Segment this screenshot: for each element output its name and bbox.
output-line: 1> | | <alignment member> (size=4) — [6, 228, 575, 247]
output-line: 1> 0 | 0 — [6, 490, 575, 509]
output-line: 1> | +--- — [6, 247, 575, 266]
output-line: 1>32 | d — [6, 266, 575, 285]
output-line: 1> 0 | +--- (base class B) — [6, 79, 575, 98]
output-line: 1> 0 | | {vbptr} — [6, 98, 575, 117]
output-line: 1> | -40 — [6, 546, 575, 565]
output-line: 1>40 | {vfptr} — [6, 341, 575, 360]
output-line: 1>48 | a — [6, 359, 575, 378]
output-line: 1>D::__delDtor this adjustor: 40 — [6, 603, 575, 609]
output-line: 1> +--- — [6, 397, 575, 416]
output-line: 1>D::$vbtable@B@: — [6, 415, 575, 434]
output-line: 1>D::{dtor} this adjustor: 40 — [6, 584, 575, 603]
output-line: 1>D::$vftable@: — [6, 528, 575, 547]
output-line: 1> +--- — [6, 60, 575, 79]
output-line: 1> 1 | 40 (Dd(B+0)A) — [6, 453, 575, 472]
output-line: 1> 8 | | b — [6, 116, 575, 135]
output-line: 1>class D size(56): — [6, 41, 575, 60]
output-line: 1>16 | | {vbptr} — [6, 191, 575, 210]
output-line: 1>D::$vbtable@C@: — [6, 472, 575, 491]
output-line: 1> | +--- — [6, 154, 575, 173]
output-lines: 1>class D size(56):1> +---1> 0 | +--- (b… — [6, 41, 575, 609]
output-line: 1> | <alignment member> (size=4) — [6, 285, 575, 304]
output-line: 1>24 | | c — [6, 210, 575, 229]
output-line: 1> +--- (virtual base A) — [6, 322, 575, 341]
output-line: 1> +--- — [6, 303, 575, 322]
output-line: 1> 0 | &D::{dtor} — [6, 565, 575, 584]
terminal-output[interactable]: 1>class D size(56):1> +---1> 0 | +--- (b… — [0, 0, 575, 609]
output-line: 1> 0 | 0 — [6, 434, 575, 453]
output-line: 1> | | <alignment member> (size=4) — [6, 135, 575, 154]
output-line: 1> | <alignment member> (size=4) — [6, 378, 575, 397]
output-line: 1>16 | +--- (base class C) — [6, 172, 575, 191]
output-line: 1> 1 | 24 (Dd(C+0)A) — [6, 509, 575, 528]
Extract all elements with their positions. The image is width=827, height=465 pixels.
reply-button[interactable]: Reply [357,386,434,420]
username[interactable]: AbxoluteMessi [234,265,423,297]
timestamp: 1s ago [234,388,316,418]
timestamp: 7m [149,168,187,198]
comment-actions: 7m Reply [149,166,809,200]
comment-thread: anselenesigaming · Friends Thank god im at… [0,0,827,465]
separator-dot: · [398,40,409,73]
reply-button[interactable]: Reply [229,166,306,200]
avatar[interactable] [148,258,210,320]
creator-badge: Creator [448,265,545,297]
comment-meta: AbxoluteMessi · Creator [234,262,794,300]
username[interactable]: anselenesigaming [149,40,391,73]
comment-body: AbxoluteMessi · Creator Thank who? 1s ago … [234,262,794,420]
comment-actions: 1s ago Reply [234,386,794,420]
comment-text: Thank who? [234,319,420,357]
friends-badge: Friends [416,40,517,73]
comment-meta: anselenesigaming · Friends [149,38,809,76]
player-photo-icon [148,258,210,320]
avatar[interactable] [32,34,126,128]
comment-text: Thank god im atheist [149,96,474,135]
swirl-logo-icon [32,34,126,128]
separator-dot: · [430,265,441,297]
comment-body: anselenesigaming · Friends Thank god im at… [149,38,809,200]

------------------------

**DO THIS:** Reproduce all of the material above line for line, without changing a single character.

**THE ANSWER:**
Segment this screenshot: for each element output its name and bbox.
output-line: 1> | | <alignment member> (size=4) — [6, 228, 575, 247]
output-line: 1> 0 | 0 — [6, 490, 575, 509]
output-line: 1> | +--- — [6, 247, 575, 266]
output-line: 1>32 | d — [6, 266, 575, 285]
output-line: 1> 0 | +--- (base class B) — [6, 79, 575, 98]
output-line: 1> 0 | | {vbptr} — [6, 98, 575, 117]
output-line: 1> | -40 — [6, 546, 575, 565]
output-line: 1>40 | {vfptr} — [6, 341, 575, 360]
output-line: 1>48 | a — [6, 359, 575, 378]
output-line: 1>D::__delDtor this adjustor: 40 — [6, 603, 575, 609]
output-line: 1> +--- — [6, 397, 575, 416]
output-line: 1>D::$vbtable@B@: — [6, 415, 575, 434]
output-line: 1>D::{dtor} this adjustor: 40 — [6, 584, 575, 603]
output-line: 1>D::$vftable@: — [6, 528, 575, 547]
output-line: 1> +--- — [6, 60, 575, 79]
output-line: 1> 1 | 40 (Dd(B+0)A) — [6, 453, 575, 472]
output-line: 1> 8 | | b — [6, 116, 575, 135]
output-line: 1>class D size(56): — [6, 41, 575, 60]
output-line: 1>16 | | {vbptr} — [6, 191, 575, 210]
output-line: 1>D::$vbtable@C@: — [6, 472, 575, 491]
output-line: 1> | +--- — [6, 154, 575, 173]
output-lines: 1>class D size(56):1> +---1> 0 | +--- (b… — [6, 41, 575, 609]
output-line: 1> | <alignment member> (size=4) — [6, 285, 575, 304]
output-line: 1>24 | | c — [6, 210, 575, 229]
output-line: 1> +--- (virtual base A) — [6, 322, 575, 341]
output-line: 1> +--- — [6, 303, 575, 322]
output-line: 1> 0 | &D::{dtor} — [6, 565, 575, 584]
terminal-output[interactable]: 1>class D size(56):1> +---1> 0 | +--- (b… — [0, 0, 575, 609]
output-line: 1> 0 | 0 — [6, 434, 575, 453]
output-line: 1> | | <alignment member> (size=4) — [6, 135, 575, 154]
output-line: 1> | <alignment member> (size=4) — [6, 378, 575, 397]
output-line: 1>16 | +--- (base class C) — [6, 172, 575, 191]
output-line: 1> 1 | 24 (Dd(C+0)A) — [6, 509, 575, 528]
Extract all elements with their positions. The image is width=827, height=465 pixels.
reply-button[interactable]: Reply [357,386,434,420]
username[interactable]: AbxoluteMessi [234,265,423,297]
timestamp: 1s ago [234,388,316,418]
timestamp: 7m [149,168,187,198]
comment-actions: 7m Reply [149,166,809,200]
comment-thread: anselenesigaming · Friends Thank god im at… [0,0,827,465]
separator-dot: · [398,40,409,73]
reply-button[interactable]: Reply [229,166,306,200]
avatar[interactable] [148,258,210,320]
creator-badge: Creator [448,265,545,297]
comment-meta: AbxoluteMessi · Creator [234,262,794,300]
username[interactable]: anselenesigaming [149,40,391,73]
comment-body: AbxoluteMessi · Creator Thank who? 1s ago … [234,262,794,420]
comment-actions: 1s ago Reply [234,386,794,420]
comment-text: Thank who? [234,319,420,357]
friends-badge: Friends [416,40,517,73]
comment-meta: anselenesigaming · Friends [149,38,809,76]
player-photo-icon [148,258,210,320]
avatar[interactable] [32,34,126,128]
comment-text: Thank god im atheist [149,96,474,135]
swirl-logo-icon [32,34,126,128]
separator-dot: · [430,265,441,297]
comment-body: anselenesigaming · Friends Thank god im at… [149,38,809,200]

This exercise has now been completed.